TASK PROMPT:
Make an exact copy of all the material below, apart from the pictures.

DATA TO USE:
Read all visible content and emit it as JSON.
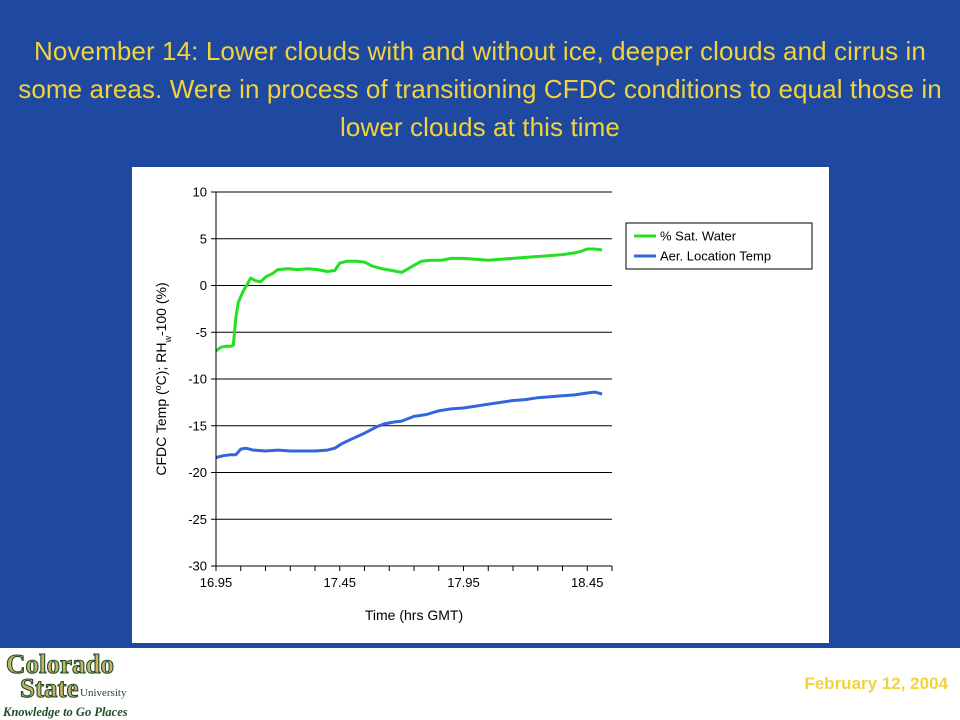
{
  "slide": {
    "title": "November 14: Lower clouds with and without ice, deeper clouds and cirrus in some areas. Were in process of transitioning CFDC conditions to equal those in lower clouds at this time",
    "date": "February 12, 2004"
  },
  "logo": {
    "line1": "Colorado",
    "line2": "State",
    "line3": "University",
    "tagline": "Knowledge to Go Places",
    "colors": {
      "brand": "#c8b464",
      "outline": "#1e4d2b"
    }
  },
  "chart_data": {
    "type": "line",
    "xlabel": "Time (hrs GMT)",
    "ylabel_parts": {
      "a": "CFDC Temp (",
      "sup": "o",
      "b": "C); RH",
      "sub": "w",
      "c": "-100 (%)"
    },
    "xlim": [
      16.95,
      18.55
    ],
    "ylim": [
      -30,
      10
    ],
    "xticks": [
      "16.95",
      "17.45",
      "17.95",
      "18.45"
    ],
    "xtick_values": [
      16.95,
      17.45,
      17.95,
      18.45
    ],
    "yticks": [
      10,
      5,
      0,
      -5,
      -10,
      -15,
      -20,
      -25,
      -30
    ],
    "grid": "horizontal",
    "legend_position": "top-right",
    "series": [
      {
        "name": "% Sat. Water",
        "color": "#22e022",
        "points": [
          [
            16.95,
            -7.0
          ],
          [
            16.97,
            -6.6
          ],
          [
            16.99,
            -6.5
          ],
          [
            17.01,
            -6.5
          ],
          [
            17.02,
            -6.4
          ],
          [
            17.03,
            -3.5
          ],
          [
            17.04,
            -1.8
          ],
          [
            17.06,
            -0.6
          ],
          [
            17.08,
            0.3
          ],
          [
            17.09,
            0.8
          ],
          [
            17.11,
            0.5
          ],
          [
            17.13,
            0.4
          ],
          [
            17.15,
            0.9
          ],
          [
            17.18,
            1.3
          ],
          [
            17.2,
            1.7
          ],
          [
            17.24,
            1.8
          ],
          [
            17.28,
            1.7
          ],
          [
            17.32,
            1.8
          ],
          [
            17.36,
            1.7
          ],
          [
            17.4,
            1.5
          ],
          [
            17.43,
            1.6
          ],
          [
            17.45,
            2.4
          ],
          [
            17.48,
            2.6
          ],
          [
            17.52,
            2.6
          ],
          [
            17.55,
            2.5
          ],
          [
            17.58,
            2.1
          ],
          [
            17.62,
            1.8
          ],
          [
            17.66,
            1.6
          ],
          [
            17.7,
            1.4
          ],
          [
            17.74,
            2.0
          ],
          [
            17.78,
            2.6
          ],
          [
            17.82,
            2.7
          ],
          [
            17.86,
            2.7
          ],
          [
            17.9,
            2.9
          ],
          [
            17.95,
            2.9
          ],
          [
            18.0,
            2.8
          ],
          [
            18.05,
            2.7
          ],
          [
            18.1,
            2.8
          ],
          [
            18.15,
            2.9
          ],
          [
            18.2,
            3.0
          ],
          [
            18.25,
            3.1
          ],
          [
            18.3,
            3.2
          ],
          [
            18.35,
            3.3
          ],
          [
            18.4,
            3.5
          ],
          [
            18.43,
            3.7
          ],
          [
            18.45,
            3.9
          ],
          [
            18.48,
            3.9
          ],
          [
            18.51,
            3.8
          ]
        ]
      },
      {
        "name": "Aer. Location Temp",
        "color": "#3366dd",
        "points": [
          [
            16.95,
            -18.4
          ],
          [
            16.98,
            -18.2
          ],
          [
            17.01,
            -18.1
          ],
          [
            17.03,
            -18.1
          ],
          [
            17.05,
            -17.5
          ],
          [
            17.07,
            -17.4
          ],
          [
            17.1,
            -17.6
          ],
          [
            17.15,
            -17.7
          ],
          [
            17.2,
            -17.6
          ],
          [
            17.25,
            -17.7
          ],
          [
            17.3,
            -17.7
          ],
          [
            17.35,
            -17.7
          ],
          [
            17.4,
            -17.6
          ],
          [
            17.43,
            -17.4
          ],
          [
            17.46,
            -16.9
          ],
          [
            17.5,
            -16.4
          ],
          [
            17.55,
            -15.8
          ],
          [
            17.6,
            -15.1
          ],
          [
            17.63,
            -14.8
          ],
          [
            17.67,
            -14.6
          ],
          [
            17.7,
            -14.5
          ],
          [
            17.75,
            -14.0
          ],
          [
            17.8,
            -13.8
          ],
          [
            17.85,
            -13.4
          ],
          [
            17.9,
            -13.2
          ],
          [
            17.95,
            -13.1
          ],
          [
            18.0,
            -12.9
          ],
          [
            18.05,
            -12.7
          ],
          [
            18.1,
            -12.5
          ],
          [
            18.15,
            -12.3
          ],
          [
            18.2,
            -12.2
          ],
          [
            18.25,
            -12.0
          ],
          [
            18.3,
            -11.9
          ],
          [
            18.35,
            -11.8
          ],
          [
            18.4,
            -11.7
          ],
          [
            18.45,
            -11.5
          ],
          [
            18.48,
            -11.4
          ],
          [
            18.51,
            -11.6
          ]
        ]
      }
    ]
  }
}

FULL OUTPUT:
Read all visible content and emit it as JSON.
{
  "slide": {
    "title": "November 14: Lower clouds with and without ice, deeper clouds and cirrus in some areas. Were in process of transitioning CFDC conditions to equal those in lower clouds at this time",
    "date": "February 12, 2004"
  },
  "logo": {
    "line1": "Colorado",
    "line2": "State",
    "line3": "University",
    "tagline": "Knowledge to Go Places",
    "colors": {
      "brand": "#c8b464",
      "outline": "#1e4d2b"
    }
  },
  "chart_data": {
    "type": "line",
    "xlabel": "Time (hrs GMT)",
    "ylabel_parts": {
      "a": "CFDC Temp (",
      "sup": "o",
      "b": "C); RH",
      "sub": "w",
      "c": "-100 (%)"
    },
    "xlim": [
      16.95,
      18.55
    ],
    "ylim": [
      -30,
      10
    ],
    "xticks": [
      "16.95",
      "17.45",
      "17.95",
      "18.45"
    ],
    "xtick_values": [
      16.95,
      17.45,
      17.95,
      18.45
    ],
    "yticks": [
      10,
      5,
      0,
      -5,
      -10,
      -15,
      -20,
      -25,
      -30
    ],
    "grid": "horizontal",
    "legend_position": "top-right",
    "series": [
      {
        "name": "% Sat. Water",
        "color": "#22e022",
        "points": [
          [
            16.95,
            -7.0
          ],
          [
            16.97,
            -6.6
          ],
          [
            16.99,
            -6.5
          ],
          [
            17.01,
            -6.5
          ],
          [
            17.02,
            -6.4
          ],
          [
            17.03,
            -3.5
          ],
          [
            17.04,
            -1.8
          ],
          [
            17.06,
            -0.6
          ],
          [
            17.08,
            0.3
          ],
          [
            17.09,
            0.8
          ],
          [
            17.11,
            0.5
          ],
          [
            17.13,
            0.4
          ],
          [
            17.15,
            0.9
          ],
          [
            17.18,
            1.3
          ],
          [
            17.2,
            1.7
          ],
          [
            17.24,
            1.8
          ],
          [
            17.28,
            1.7
          ],
          [
            17.32,
            1.8
          ],
          [
            17.36,
            1.7
          ],
          [
            17.4,
            1.5
          ],
          [
            17.43,
            1.6
          ],
          [
            17.45,
            2.4
          ],
          [
            17.48,
            2.6
          ],
          [
            17.52,
            2.6
          ],
          [
            17.55,
            2.5
          ],
          [
            17.58,
            2.1
          ],
          [
            17.62,
            1.8
          ],
          [
            17.66,
            1.6
          ],
          [
            17.7,
            1.4
          ],
          [
            17.74,
            2.0
          ],
          [
            17.78,
            2.6
          ],
          [
            17.82,
            2.7
          ],
          [
            17.86,
            2.7
          ],
          [
            17.9,
            2.9
          ],
          [
            17.95,
            2.9
          ],
          [
            18.0,
            2.8
          ],
          [
            18.05,
            2.7
          ],
          [
            18.1,
            2.8
          ],
          [
            18.15,
            2.9
          ],
          [
            18.2,
            3.0
          ],
          [
            18.25,
            3.1
          ],
          [
            18.3,
            3.2
          ],
          [
            18.35,
            3.3
          ],
          [
            18.4,
            3.5
          ],
          [
            18.43,
            3.7
          ],
          [
            18.45,
            3.9
          ],
          [
            18.48,
            3.9
          ],
          [
            18.51,
            3.8
          ]
        ]
      },
      {
        "name": "Aer. Location Temp",
        "color": "#3366dd",
        "points": [
          [
            16.95,
            -18.4
          ],
          [
            16.98,
            -18.2
          ],
          [
            17.01,
            -18.1
          ],
          [
            17.03,
            -18.1
          ],
          [
            17.05,
            -17.5
          ],
          [
            17.07,
            -17.4
          ],
          [
            17.1,
            -17.6
          ],
          [
            17.15,
            -17.7
          ],
          [
            17.2,
            -17.6
          ],
          [
            17.25,
            -17.7
          ],
          [
            17.3,
            -17.7
          ],
          [
            17.35,
            -17.7
          ],
          [
            17.4,
            -17.6
          ],
          [
            17.43,
            -17.4
          ],
          [
            17.46,
            -16.9
          ],
          [
            17.5,
            -16.4
          ],
          [
            17.55,
            -15.8
          ],
          [
            17.6,
            -15.1
          ],
          [
            17.63,
            -14.8
          ],
          [
            17.67,
            -14.6
          ],
          [
            17.7,
            -14.5
          ],
          [
            17.75,
            -14.0
          ],
          [
            17.8,
            -13.8
          ],
          [
            17.85,
            -13.4
          ],
          [
            17.9,
            -13.2
          ],
          [
            17.95,
            -13.1
          ],
          [
            18.0,
            -12.9
          ],
          [
            18.05,
            -12.7
          ],
          [
            18.1,
            -12.5
          ],
          [
            18.15,
            -12.3
          ],
          [
            18.2,
            -12.2
          ],
          [
            18.25,
            -12.0
          ],
          [
            18.3,
            -11.9
          ],
          [
            18.35,
            -11.8
          ],
          [
            18.4,
            -11.7
          ],
          [
            18.45,
            -11.5
          ],
          [
            18.48,
            -11.4
          ],
          [
            18.51,
            -11.6
          ]
        ]
      }
    ]
  }
}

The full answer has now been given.